-- begin Data to use --

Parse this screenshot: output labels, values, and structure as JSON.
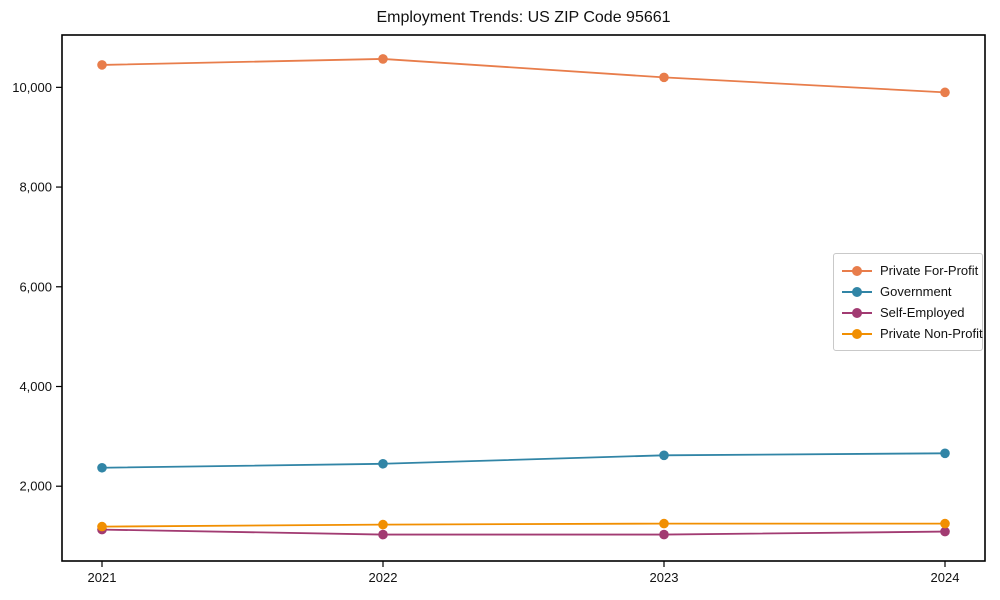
{
  "figure": {
    "title": "Employment Trends: US ZIP Code 95661"
  },
  "chart_data": {
    "type": "line",
    "title": "Employment Trends: US ZIP Code 95661",
    "xlabel": "",
    "ylabel": "",
    "grid": false,
    "legend_position": "center right",
    "x_labels": [
      "2021",
      "2022",
      "2023",
      "2024"
    ],
    "series": [
      {
        "name": "Private For-Profit",
        "color": "#E87D4B",
        "values": [
          10450,
          10570,
          10200,
          9900
        ]
      },
      {
        "name": "Government",
        "color": "#3185A6",
        "values": [
          2370,
          2450,
          2620,
          2660
        ]
      },
      {
        "name": "Self-Employed",
        "color": "#A23B72",
        "values": [
          1130,
          1030,
          1030,
          1090
        ]
      },
      {
        "name": "Private Non-Profit",
        "color": "#F18F01",
        "values": [
          1190,
          1230,
          1250,
          1250
        ]
      }
    ],
    "ylim": [
      500,
      11050
    ],
    "yticks": [
      {
        "value": 2000,
        "label": "2,000"
      },
      {
        "value": 4000,
        "label": "4,000"
      },
      {
        "value": 6000,
        "label": "6,000"
      },
      {
        "value": 8000,
        "label": "8,000"
      },
      {
        "value": 10000,
        "label": "10,000"
      }
    ],
    "axis_color": "#000000",
    "marker_radius": 4.8,
    "line_width": 1.8
  }
}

-- end Data to use --

* **Task directions**:
Transcribe the listing in full and omit the pictures.

* **Exercise output**:
Parse this screenshot: output labels, values, and structure as JSON.
{
  "figure": {
    "title": "Employment Trends: US ZIP Code 95661"
  },
  "chart_data": {
    "type": "line",
    "title": "Employment Trends: US ZIP Code 95661",
    "xlabel": "",
    "ylabel": "",
    "grid": false,
    "legend_position": "center right",
    "x_labels": [
      "2021",
      "2022",
      "2023",
      "2024"
    ],
    "series": [
      {
        "name": "Private For-Profit",
        "color": "#E87D4B",
        "values": [
          10450,
          10570,
          10200,
          9900
        ]
      },
      {
        "name": "Government",
        "color": "#3185A6",
        "values": [
          2370,
          2450,
          2620,
          2660
        ]
      },
      {
        "name": "Self-Employed",
        "color": "#A23B72",
        "values": [
          1130,
          1030,
          1030,
          1090
        ]
      },
      {
        "name": "Private Non-Profit",
        "color": "#F18F01",
        "values": [
          1190,
          1230,
          1250,
          1250
        ]
      }
    ],
    "ylim": [
      500,
      11050
    ],
    "yticks": [
      {
        "value": 2000,
        "label": "2,000"
      },
      {
        "value": 4000,
        "label": "4,000"
      },
      {
        "value": 6000,
        "label": "6,000"
      },
      {
        "value": 8000,
        "label": "8,000"
      },
      {
        "value": 10000,
        "label": "10,000"
      }
    ],
    "axis_color": "#000000",
    "marker_radius": 4.8,
    "line_width": 1.8
  }
}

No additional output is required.